Copy out the whole listing exactly as written, leaving the pictures behind.

—————

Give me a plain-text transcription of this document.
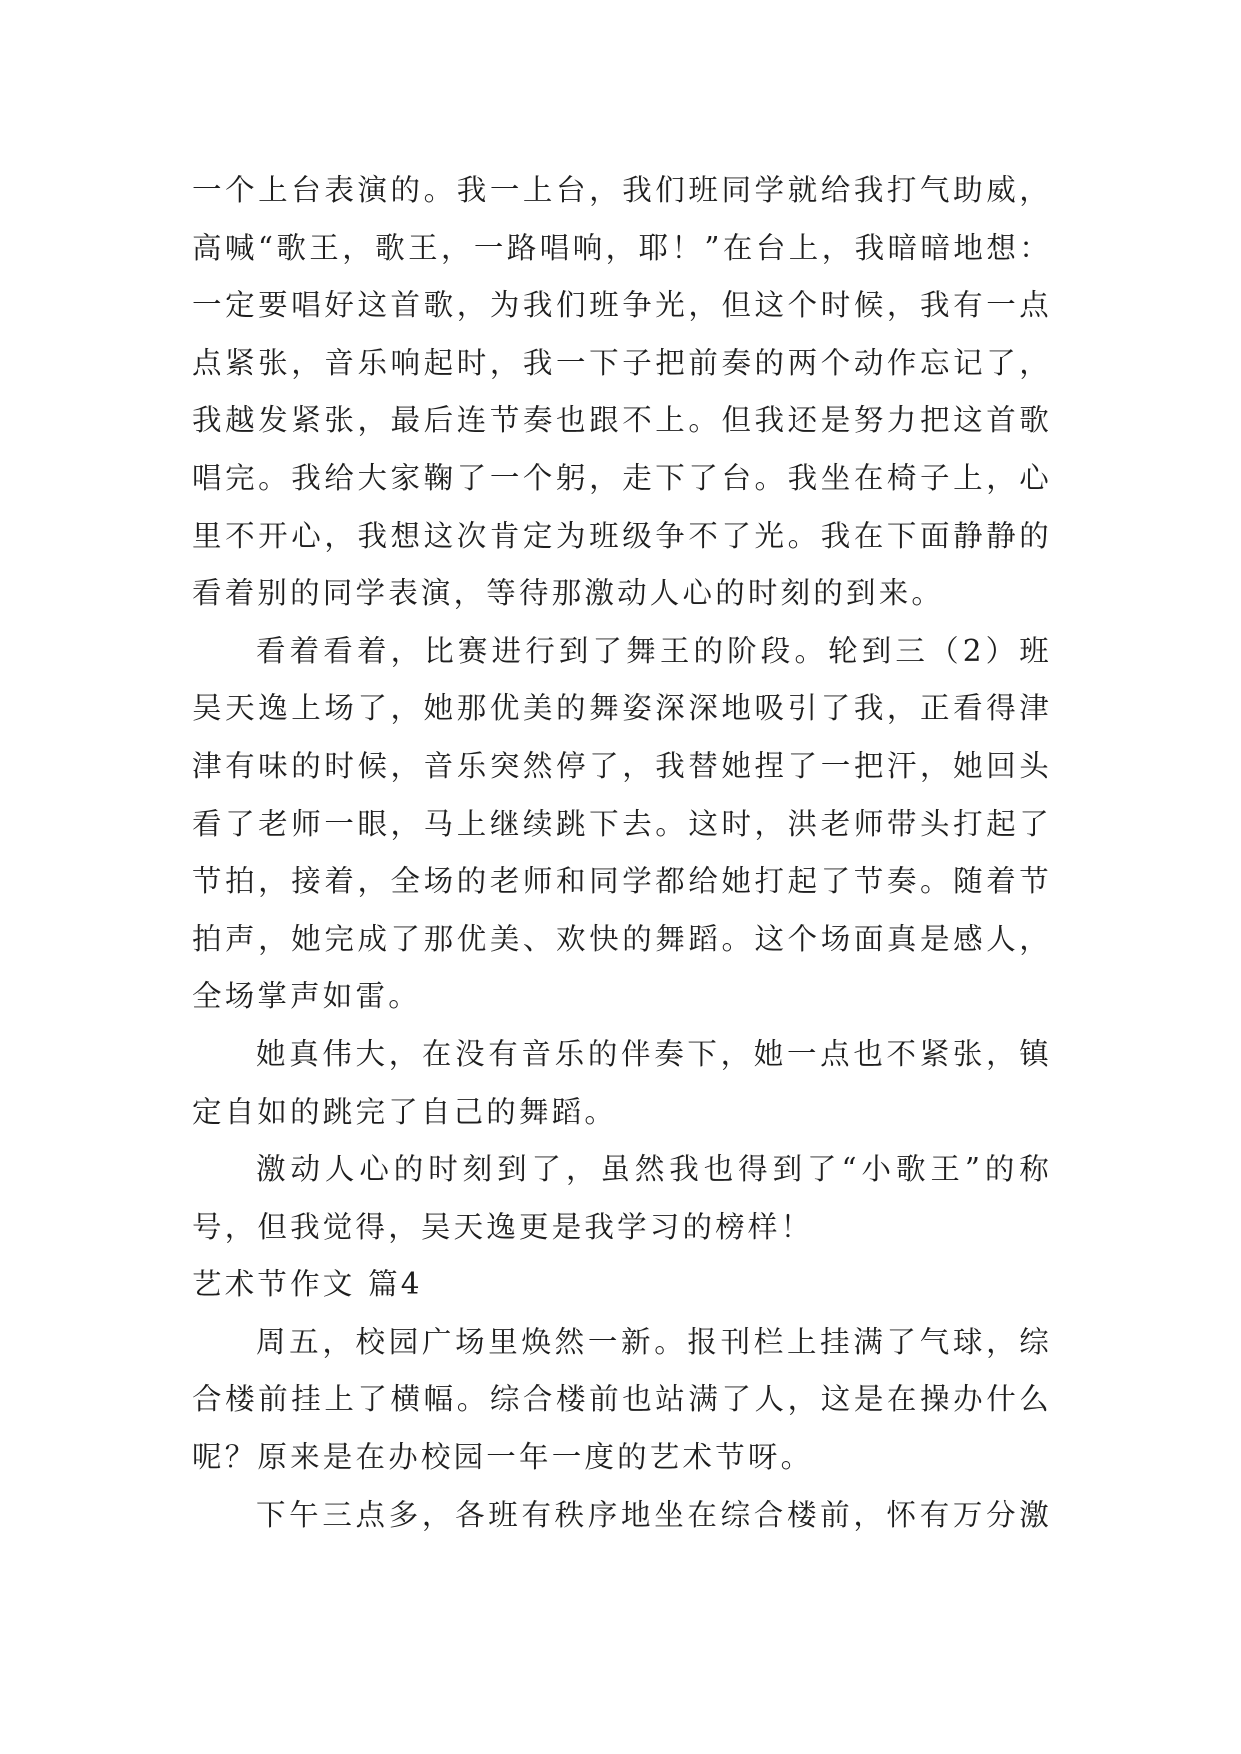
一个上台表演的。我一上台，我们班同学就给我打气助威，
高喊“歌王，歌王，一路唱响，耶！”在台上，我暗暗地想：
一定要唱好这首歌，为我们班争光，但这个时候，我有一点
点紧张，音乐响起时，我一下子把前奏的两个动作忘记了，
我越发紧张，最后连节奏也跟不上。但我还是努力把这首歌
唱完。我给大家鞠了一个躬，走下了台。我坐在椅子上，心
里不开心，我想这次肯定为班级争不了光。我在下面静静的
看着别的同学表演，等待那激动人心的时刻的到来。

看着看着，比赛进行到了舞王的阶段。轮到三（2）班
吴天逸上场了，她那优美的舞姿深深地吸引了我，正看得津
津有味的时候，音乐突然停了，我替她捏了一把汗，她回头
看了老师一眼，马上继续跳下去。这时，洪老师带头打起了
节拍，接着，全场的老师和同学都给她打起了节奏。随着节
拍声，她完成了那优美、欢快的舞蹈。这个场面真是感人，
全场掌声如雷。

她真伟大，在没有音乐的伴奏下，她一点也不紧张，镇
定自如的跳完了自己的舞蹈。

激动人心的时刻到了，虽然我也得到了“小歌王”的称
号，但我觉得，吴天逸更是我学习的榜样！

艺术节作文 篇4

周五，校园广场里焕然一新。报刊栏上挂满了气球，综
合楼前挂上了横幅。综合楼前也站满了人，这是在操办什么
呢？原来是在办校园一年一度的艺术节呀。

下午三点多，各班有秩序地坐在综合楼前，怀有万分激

—————

* Result for this exercise:
Give me a plain-text transcription of this document.
一个上台表演的。我一上台，我们班同学就给我打气助威，
高喊“歌王，歌王，一路唱响，耶！”在台上，我暗暗地想：
一定要唱好这首歌，为我们班争光，但这个时候，我有一点
点紧张，音乐响起时，我一下子把前奏的两个动作忘记了，
我越发紧张，最后连节奏也跟不上。但我还是努力把这首歌
唱完。我给大家鞠了一个躬，走下了台。我坐在椅子上，心
里不开心，我想这次肯定为班级争不了光。我在下面静静的
看着别的同学表演，等待那激动人心的时刻的到来。

看着看着，比赛进行到了舞王的阶段。轮到三（2）班
吴天逸上场了，她那优美的舞姿深深地吸引了我，正看得津
津有味的时候，音乐突然停了，我替她捏了一把汗，她回头
看了老师一眼，马上继续跳下去。这时，洪老师带头打起了
节拍，接着，全场的老师和同学都给她打起了节奏。随着节
拍声，她完成了那优美、欢快的舞蹈。这个场面真是感人，
全场掌声如雷。

她真伟大，在没有音乐的伴奏下，她一点也不紧张，镇
定自如的跳完了自己的舞蹈。

激动人心的时刻到了，虽然我也得到了“小歌王”的称
号，但我觉得，吴天逸更是我学习的榜样！

艺术节作文 篇4

周五，校园广场里焕然一新。报刊栏上挂满了气球，综
合楼前挂上了横幅。综合楼前也站满了人，这是在操办什么
呢？原来是在办校园一年一度的艺术节呀。

下午三点多，各班有秩序地坐在综合楼前，怀有万分激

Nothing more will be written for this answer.